The exercise -
Count how many lines of the material hold "value". Respond with that number alone.

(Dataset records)
## Begin
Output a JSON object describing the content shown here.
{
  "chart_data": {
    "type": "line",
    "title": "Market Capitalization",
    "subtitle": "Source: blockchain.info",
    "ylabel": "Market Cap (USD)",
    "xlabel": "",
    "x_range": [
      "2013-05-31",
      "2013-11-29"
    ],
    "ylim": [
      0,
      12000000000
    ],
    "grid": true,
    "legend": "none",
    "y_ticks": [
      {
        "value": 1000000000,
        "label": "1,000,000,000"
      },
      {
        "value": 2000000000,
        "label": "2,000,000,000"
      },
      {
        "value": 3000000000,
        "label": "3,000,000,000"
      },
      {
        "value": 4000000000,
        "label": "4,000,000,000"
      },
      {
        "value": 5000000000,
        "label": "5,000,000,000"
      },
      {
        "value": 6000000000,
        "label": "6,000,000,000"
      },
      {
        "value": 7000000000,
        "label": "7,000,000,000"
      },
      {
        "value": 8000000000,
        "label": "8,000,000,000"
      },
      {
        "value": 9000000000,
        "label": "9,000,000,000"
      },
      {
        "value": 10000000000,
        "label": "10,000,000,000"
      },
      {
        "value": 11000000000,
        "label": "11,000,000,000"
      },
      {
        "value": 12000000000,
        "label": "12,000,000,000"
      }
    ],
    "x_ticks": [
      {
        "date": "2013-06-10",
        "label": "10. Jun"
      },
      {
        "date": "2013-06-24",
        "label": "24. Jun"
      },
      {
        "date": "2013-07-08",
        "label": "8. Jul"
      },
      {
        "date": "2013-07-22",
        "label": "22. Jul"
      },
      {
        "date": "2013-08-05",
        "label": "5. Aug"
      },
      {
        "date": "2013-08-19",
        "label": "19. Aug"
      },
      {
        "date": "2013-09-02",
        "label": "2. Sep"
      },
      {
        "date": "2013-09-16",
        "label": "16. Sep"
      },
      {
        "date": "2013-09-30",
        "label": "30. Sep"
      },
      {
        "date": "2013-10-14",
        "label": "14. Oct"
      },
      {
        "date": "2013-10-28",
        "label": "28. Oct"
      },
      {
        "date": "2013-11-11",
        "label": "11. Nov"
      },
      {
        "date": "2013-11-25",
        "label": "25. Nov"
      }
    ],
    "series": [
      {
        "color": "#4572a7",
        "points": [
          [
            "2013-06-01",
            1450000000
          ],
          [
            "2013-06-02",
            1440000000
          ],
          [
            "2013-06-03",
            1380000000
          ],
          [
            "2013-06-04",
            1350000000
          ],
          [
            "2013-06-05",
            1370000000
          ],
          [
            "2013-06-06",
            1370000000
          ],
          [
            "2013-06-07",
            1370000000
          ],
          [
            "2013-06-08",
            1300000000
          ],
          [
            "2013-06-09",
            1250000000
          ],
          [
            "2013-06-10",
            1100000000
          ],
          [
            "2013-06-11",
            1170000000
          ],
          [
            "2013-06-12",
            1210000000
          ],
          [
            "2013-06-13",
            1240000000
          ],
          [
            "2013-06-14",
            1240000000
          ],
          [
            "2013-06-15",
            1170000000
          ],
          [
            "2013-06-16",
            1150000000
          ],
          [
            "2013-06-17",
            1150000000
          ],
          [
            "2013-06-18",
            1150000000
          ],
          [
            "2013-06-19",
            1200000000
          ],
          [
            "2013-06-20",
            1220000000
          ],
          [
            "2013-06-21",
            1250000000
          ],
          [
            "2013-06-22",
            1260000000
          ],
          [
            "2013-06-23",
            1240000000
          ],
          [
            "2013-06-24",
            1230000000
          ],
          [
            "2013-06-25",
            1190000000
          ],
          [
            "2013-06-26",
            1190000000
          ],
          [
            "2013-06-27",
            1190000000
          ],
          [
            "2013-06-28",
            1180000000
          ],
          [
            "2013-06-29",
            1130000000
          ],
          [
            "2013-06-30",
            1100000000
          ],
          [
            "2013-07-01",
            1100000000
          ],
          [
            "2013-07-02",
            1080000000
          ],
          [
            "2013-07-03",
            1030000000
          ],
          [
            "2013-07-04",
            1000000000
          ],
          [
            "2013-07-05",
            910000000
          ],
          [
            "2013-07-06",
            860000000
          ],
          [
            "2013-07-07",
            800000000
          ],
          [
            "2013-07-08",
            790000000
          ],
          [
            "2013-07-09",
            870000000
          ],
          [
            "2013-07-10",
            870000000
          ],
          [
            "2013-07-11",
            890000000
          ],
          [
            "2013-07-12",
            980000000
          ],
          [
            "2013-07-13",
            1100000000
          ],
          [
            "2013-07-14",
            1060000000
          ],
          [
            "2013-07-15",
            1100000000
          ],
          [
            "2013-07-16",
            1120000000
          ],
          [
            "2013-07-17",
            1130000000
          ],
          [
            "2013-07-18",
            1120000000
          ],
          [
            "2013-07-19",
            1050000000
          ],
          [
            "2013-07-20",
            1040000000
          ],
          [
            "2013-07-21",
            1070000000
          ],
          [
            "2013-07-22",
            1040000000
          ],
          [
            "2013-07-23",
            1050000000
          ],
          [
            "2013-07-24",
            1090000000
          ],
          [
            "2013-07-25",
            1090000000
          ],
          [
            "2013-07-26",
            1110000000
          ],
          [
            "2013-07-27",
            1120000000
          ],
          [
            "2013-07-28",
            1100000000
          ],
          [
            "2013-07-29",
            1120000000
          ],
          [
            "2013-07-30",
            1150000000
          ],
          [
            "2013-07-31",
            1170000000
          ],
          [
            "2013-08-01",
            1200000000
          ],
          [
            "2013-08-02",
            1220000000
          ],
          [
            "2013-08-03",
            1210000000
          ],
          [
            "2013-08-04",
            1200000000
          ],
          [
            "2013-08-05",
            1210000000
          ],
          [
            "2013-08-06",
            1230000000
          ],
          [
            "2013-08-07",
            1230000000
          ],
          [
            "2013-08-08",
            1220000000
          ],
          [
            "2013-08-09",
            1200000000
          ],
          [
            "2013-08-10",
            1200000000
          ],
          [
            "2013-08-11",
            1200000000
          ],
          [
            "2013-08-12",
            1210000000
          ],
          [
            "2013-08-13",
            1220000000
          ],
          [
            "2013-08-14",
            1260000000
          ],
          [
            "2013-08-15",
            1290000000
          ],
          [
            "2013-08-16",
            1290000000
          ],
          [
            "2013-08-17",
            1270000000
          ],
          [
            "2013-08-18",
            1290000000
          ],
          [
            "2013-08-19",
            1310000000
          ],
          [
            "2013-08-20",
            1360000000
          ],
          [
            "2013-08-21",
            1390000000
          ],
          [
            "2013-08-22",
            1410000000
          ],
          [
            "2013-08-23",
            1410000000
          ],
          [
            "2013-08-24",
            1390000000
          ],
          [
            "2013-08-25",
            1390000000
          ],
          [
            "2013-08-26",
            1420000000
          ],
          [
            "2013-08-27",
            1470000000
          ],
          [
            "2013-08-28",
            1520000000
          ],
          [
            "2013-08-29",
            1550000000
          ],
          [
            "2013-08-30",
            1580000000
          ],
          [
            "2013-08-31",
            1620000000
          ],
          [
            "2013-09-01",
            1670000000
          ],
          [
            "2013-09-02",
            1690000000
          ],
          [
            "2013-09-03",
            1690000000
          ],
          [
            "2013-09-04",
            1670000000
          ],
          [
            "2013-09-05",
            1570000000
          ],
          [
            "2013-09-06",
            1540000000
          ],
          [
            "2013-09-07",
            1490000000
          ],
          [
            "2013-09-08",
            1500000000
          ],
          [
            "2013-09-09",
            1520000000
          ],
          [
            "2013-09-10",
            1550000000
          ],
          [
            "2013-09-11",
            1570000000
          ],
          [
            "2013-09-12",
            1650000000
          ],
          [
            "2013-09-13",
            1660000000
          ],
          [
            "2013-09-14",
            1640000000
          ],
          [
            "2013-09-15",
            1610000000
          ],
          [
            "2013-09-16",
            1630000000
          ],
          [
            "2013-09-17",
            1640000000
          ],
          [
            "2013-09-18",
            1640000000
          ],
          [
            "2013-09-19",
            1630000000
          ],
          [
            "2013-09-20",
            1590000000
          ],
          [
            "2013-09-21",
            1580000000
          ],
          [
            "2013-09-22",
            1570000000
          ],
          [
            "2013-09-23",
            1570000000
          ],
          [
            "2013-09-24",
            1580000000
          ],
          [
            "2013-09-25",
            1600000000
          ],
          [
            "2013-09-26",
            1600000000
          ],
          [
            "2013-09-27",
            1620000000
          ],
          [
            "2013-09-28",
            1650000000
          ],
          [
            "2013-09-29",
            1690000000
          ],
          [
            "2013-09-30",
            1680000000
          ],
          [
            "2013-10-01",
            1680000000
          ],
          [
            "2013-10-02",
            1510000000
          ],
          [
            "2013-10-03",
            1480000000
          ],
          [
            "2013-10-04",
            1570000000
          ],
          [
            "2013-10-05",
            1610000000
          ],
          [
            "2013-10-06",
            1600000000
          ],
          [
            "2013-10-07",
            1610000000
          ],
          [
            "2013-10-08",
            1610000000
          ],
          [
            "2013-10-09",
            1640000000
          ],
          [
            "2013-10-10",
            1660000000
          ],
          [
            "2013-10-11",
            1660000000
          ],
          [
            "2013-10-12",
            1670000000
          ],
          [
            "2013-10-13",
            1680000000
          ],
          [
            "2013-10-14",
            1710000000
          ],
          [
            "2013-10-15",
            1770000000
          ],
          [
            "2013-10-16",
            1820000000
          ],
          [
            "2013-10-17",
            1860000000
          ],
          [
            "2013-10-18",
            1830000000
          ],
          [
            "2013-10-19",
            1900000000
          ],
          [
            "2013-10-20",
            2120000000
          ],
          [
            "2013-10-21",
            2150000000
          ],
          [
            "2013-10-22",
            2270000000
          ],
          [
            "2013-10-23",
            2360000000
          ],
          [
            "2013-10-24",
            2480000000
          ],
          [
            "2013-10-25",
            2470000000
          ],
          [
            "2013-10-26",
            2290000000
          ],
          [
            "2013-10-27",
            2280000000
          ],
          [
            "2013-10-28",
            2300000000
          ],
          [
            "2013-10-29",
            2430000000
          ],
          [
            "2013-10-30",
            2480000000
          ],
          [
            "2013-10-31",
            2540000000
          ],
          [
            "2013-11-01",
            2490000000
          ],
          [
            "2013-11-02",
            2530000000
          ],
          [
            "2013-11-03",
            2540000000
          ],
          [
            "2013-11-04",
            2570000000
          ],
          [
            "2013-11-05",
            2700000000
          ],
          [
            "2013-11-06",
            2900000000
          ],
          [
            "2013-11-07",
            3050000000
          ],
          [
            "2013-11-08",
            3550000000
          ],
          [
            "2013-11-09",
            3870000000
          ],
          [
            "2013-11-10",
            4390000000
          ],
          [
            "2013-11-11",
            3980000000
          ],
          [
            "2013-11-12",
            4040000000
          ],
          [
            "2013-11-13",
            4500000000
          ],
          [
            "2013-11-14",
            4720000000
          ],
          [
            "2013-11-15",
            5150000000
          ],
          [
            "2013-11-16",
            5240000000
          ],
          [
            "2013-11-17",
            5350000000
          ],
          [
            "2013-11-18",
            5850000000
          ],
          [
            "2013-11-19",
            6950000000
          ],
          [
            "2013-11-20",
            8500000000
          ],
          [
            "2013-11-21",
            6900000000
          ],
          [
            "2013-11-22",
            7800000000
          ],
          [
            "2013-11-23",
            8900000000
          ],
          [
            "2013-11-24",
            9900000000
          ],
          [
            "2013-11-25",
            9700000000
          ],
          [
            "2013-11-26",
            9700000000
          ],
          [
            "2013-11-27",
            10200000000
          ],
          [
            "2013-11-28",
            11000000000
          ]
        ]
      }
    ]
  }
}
## End
Answer to this problem -
12